OBJECTIVE :: Repeat each line of the material exactly.

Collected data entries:

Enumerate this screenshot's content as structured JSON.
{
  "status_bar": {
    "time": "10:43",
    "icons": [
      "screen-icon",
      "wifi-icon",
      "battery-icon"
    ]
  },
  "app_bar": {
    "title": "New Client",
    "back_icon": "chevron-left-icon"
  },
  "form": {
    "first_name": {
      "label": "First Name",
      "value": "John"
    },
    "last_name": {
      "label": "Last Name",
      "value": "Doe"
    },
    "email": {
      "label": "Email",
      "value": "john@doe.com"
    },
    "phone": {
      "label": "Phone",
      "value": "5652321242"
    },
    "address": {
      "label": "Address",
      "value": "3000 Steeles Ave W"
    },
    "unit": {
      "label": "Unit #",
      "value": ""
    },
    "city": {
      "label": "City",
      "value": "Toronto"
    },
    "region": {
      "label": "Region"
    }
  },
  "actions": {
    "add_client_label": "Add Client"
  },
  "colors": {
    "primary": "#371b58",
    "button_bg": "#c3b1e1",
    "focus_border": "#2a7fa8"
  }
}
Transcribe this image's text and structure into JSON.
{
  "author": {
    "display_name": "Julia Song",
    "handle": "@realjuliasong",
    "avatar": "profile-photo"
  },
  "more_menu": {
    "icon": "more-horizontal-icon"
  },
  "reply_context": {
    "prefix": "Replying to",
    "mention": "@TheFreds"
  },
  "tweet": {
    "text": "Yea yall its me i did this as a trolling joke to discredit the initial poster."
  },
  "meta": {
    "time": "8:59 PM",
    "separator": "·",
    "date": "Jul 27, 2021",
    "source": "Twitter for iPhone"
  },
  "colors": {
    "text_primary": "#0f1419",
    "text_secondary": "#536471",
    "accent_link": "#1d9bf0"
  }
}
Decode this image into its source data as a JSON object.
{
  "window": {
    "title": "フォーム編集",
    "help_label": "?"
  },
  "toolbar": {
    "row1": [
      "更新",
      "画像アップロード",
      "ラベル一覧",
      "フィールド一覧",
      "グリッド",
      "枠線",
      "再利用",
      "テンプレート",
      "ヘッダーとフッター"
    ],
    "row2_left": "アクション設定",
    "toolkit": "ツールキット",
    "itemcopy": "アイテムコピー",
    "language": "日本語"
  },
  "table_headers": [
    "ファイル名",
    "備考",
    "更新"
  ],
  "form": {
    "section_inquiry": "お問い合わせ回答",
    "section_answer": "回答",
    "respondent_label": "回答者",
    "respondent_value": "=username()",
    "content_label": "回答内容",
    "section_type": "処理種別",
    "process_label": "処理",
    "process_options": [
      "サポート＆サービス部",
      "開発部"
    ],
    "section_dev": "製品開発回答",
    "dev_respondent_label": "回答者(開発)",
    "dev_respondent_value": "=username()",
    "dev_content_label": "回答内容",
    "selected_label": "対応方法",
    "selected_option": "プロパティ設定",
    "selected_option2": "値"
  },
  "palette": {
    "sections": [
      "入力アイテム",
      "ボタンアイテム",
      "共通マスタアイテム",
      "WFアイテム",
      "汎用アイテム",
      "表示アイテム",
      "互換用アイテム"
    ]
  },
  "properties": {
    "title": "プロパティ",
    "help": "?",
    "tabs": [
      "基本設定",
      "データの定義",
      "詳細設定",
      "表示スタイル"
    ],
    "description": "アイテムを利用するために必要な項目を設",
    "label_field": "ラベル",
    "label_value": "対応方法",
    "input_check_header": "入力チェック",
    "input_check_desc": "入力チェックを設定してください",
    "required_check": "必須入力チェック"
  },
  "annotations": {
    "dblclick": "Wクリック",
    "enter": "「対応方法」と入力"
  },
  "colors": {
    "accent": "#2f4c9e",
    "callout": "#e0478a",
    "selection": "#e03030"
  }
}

ANSWER FOR THE TASK ::
Enumerate this screenshot's content as structured JSON.
{
  "status_bar": {
    "time": "10:43",
    "icons": [
      "screen-icon",
      "wifi-icon",
      "battery-icon"
    ]
  },
  "app_bar": {
    "title": "New Client",
    "back_icon": "chevron-left-icon"
  },
  "form": {
    "first_name": {
      "label": "First Name",
      "value": "John"
    },
    "last_name": {
      "label": "Last Name",
      "value": "Doe"
    },
    "email": {
      "label": "Email",
      "value": "john@doe.com"
    },
    "phone": {
      "label": "Phone",
      "value": "5652321242"
    },
    "address": {
      "label": "Address",
      "value": "3000 Steeles Ave W"
    },
    "unit": {
      "label": "Unit #",
      "value": ""
    },
    "city": {
      "label": "City",
      "value": "Toronto"
    },
    "region": {
      "label": "Region"
    }
  },
  "actions": {
    "add_client_label": "Add Client"
  },
  "colors": {
    "primary": "#371b58",
    "button_bg": "#c3b1e1",
    "focus_border": "#2a7fa8"
  }
}
Transcribe this image's text and structure into JSON.
{
  "author": {
    "display_name": "Julia Song",
    "handle": "@realjuliasong",
    "avatar": "profile-photo"
  },
  "more_menu": {
    "icon": "more-horizontal-icon"
  },
  "reply_context": {
    "prefix": "Replying to",
    "mention": "@TheFreds"
  },
  "tweet": {
    "text": "Yea yall its me i did this as a trolling joke to discredit the initial poster."
  },
  "meta": {
    "time": "8:59 PM",
    "separator": "·",
    "date": "Jul 27, 2021",
    "source": "Twitter for iPhone"
  },
  "colors": {
    "text_primary": "#0f1419",
    "text_secondary": "#536471",
    "accent_link": "#1d9bf0"
  }
}
Decode this image into its source data as a JSON object.
{
  "window": {
    "title": "フォーム編集",
    "help_label": "?"
  },
  "toolbar": {
    "row1": [
      "更新",
      "画像アップロード",
      "ラベル一覧",
      "フィールド一覧",
      "グリッド",
      "枠線",
      "再利用",
      "テンプレート",
      "ヘッダーとフッター"
    ],
    "row2_left": "アクション設定",
    "toolkit": "ツールキット",
    "itemcopy": "アイテムコピー",
    "language": "日本語"
  },
  "table_headers": [
    "ファイル名",
    "備考",
    "更新"
  ],
  "form": {
    "section_inquiry": "お問い合わせ回答",
    "section_answer": "回答",
    "respondent_label": "回答者",
    "respondent_value": "=username()",
    "content_label": "回答内容",
    "section_type": "処理種別",
    "process_label": "処理",
    "process_options": [
      "サポート＆サービス部",
      "開発部"
    ],
    "section_dev": "製品開発回答",
    "dev_respondent_label": "回答者(開発)",
    "dev_respondent_value": "=username()",
    "dev_content_label": "回答内容",
    "selected_label": "対応方法",
    "selected_option": "プロパティ設定",
    "selected_option2": "値"
  },
  "palette": {
    "sections": [
      "入力アイテム",
      "ボタンアイテム",
      "共通マスタアイテム",
      "WFアイテム",
      "汎用アイテム",
      "表示アイテム",
      "互換用アイテム"
    ]
  },
  "properties": {
    "title": "プロパティ",
    "help": "?",
    "tabs": [
      "基本設定",
      "データの定義",
      "詳細設定",
      "表示スタイル"
    ],
    "description": "アイテムを利用するために必要な項目を設",
    "label_field": "ラベル",
    "label_value": "対応方法",
    "input_check_header": "入力チェック",
    "input_check_desc": "入力チェックを設定してください",
    "required_check": "必須入力チェック"
  },
  "annotations": {
    "dblclick": "Wクリック",
    "enter": "「対応方法」と入力"
  },
  "colors": {
    "accent": "#2f4c9e",
    "callout": "#e0478a",
    "selection": "#e03030"
  }
}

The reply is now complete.